>> Start TASK INPUT
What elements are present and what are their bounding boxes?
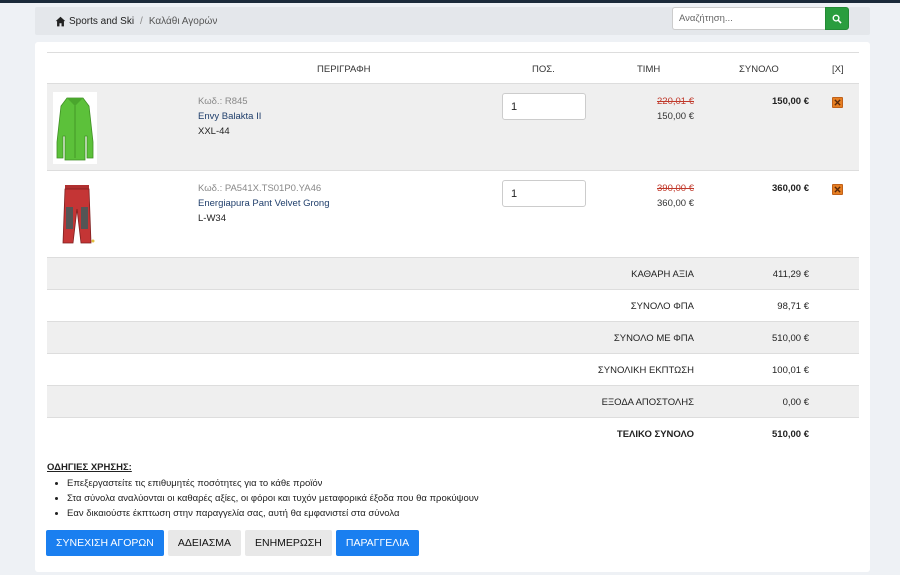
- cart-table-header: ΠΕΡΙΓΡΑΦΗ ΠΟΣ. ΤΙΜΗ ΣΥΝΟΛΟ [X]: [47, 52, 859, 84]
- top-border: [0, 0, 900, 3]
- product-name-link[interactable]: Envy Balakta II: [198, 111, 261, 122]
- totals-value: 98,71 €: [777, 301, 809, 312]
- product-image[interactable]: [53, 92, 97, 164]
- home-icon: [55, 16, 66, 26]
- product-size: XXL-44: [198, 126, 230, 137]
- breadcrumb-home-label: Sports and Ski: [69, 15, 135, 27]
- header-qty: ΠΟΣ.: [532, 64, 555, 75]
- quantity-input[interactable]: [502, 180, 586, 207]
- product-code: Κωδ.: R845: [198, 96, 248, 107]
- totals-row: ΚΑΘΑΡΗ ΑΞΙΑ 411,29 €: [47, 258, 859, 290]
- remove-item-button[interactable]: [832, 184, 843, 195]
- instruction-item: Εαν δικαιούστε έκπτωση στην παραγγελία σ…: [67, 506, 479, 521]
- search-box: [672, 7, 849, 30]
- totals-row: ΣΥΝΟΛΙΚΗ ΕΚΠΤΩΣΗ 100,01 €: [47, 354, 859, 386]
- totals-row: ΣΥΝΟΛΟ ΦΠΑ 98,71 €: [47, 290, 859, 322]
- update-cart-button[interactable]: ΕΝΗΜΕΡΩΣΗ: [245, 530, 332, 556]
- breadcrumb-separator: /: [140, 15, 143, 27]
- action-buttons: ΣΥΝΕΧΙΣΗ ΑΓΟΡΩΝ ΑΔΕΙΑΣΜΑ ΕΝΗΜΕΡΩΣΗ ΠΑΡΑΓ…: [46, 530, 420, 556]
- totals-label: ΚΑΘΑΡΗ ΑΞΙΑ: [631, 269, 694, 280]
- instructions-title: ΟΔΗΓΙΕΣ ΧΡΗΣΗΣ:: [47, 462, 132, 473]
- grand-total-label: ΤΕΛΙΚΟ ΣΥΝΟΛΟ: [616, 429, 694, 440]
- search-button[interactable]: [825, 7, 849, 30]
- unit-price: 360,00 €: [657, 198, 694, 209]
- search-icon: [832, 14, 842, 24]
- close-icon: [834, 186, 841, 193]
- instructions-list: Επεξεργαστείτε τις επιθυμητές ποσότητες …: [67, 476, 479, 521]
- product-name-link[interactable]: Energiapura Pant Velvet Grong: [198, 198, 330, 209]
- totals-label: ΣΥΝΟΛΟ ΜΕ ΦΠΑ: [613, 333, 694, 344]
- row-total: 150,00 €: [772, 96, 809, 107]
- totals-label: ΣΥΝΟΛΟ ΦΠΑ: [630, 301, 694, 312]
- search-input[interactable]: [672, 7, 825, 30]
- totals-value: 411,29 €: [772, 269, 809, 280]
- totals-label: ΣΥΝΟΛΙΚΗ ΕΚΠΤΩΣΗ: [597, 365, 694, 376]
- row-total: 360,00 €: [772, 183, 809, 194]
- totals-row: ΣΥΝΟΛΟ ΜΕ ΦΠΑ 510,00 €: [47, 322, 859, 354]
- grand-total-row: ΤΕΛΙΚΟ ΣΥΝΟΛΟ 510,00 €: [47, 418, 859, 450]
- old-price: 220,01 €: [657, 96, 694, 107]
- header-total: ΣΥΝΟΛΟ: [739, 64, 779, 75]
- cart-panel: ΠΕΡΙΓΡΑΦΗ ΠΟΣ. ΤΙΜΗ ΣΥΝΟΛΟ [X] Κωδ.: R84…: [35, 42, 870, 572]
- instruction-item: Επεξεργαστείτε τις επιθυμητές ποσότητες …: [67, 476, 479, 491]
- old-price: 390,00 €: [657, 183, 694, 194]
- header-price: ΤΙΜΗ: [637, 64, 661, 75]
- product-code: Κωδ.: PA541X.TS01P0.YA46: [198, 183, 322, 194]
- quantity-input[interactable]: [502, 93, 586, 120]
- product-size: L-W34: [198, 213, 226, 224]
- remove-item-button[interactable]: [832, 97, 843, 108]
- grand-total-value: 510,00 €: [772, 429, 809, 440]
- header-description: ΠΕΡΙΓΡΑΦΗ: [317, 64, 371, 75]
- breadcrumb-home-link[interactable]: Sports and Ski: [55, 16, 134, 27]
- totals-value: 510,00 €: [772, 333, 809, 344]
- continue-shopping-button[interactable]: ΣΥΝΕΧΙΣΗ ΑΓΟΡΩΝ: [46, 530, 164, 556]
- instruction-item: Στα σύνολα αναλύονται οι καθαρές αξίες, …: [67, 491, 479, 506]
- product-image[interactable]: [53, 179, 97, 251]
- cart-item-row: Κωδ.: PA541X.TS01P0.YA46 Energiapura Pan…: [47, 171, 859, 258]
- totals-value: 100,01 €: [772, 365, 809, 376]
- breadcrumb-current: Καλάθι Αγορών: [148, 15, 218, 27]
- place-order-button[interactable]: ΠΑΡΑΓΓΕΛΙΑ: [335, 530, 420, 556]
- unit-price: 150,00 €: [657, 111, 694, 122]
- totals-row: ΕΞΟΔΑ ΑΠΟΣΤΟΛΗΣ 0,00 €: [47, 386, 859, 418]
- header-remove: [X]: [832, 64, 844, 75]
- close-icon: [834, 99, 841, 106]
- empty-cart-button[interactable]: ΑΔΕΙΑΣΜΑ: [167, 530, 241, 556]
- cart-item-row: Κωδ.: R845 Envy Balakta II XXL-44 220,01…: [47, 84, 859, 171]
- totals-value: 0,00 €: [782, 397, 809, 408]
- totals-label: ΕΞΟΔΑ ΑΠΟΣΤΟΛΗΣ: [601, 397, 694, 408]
>> End TASK INPUT
>> Start TASK INPUT
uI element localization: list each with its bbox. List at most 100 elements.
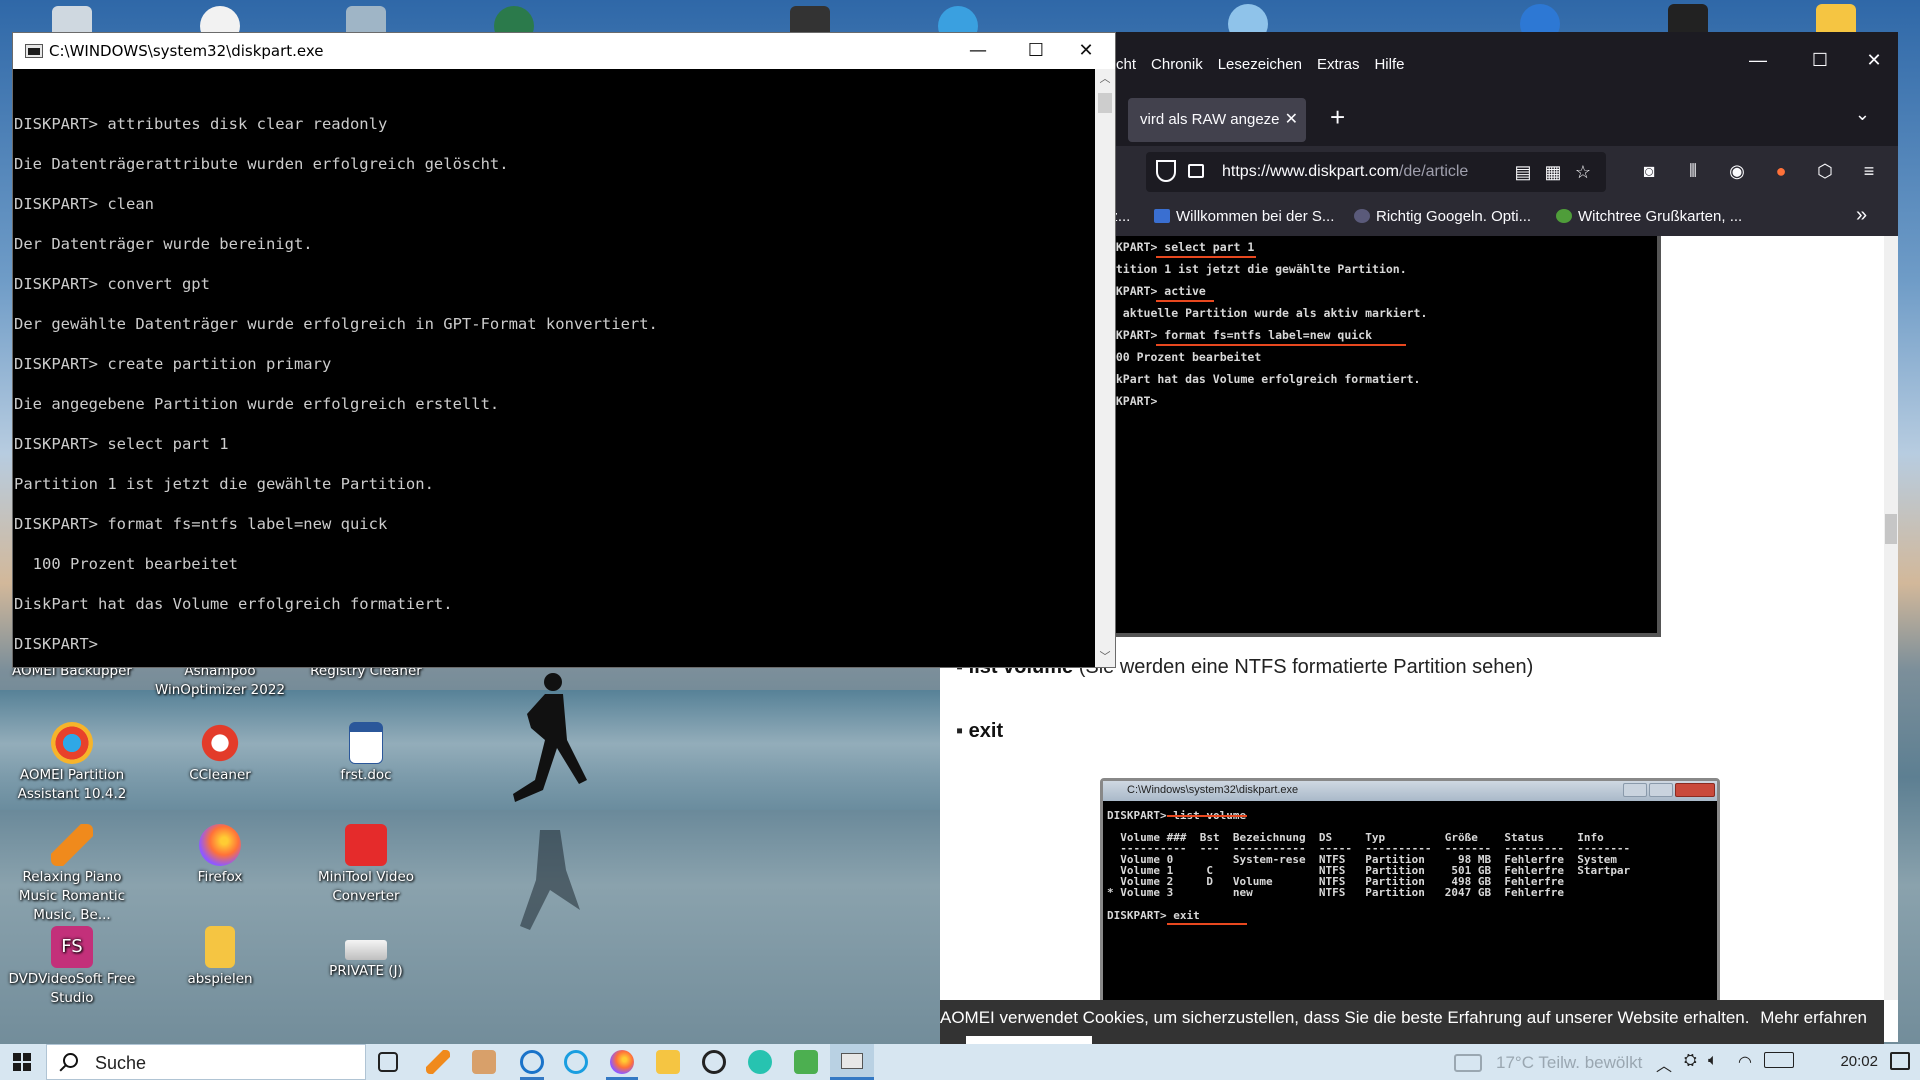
>> End TASK INPUT
INSTRUCTIONS TO FOLLOW: In the records, from the line with "What elements are" up to and including the line with "- totals-value: 98,71 €: [777, 301, 809, 312]", substitute "upper-border" for "top-border" and give only those lines, with everything else unchanged. Leave the pictures out of your answer.

REPLY:
What elements are present and what are their bounding boxes?
- cart-table-header: ΠΕΡΙΓΡΑΦΗ ΠΟΣ. ΤΙΜΗ ΣΥΝΟΛΟ [X]: [47, 52, 859, 84]
- upper-border: [0, 0, 900, 3]
- product-name-link[interactable]: Envy Balakta II: [198, 111, 261, 122]
- totals-value: 98,71 €: [777, 301, 809, 312]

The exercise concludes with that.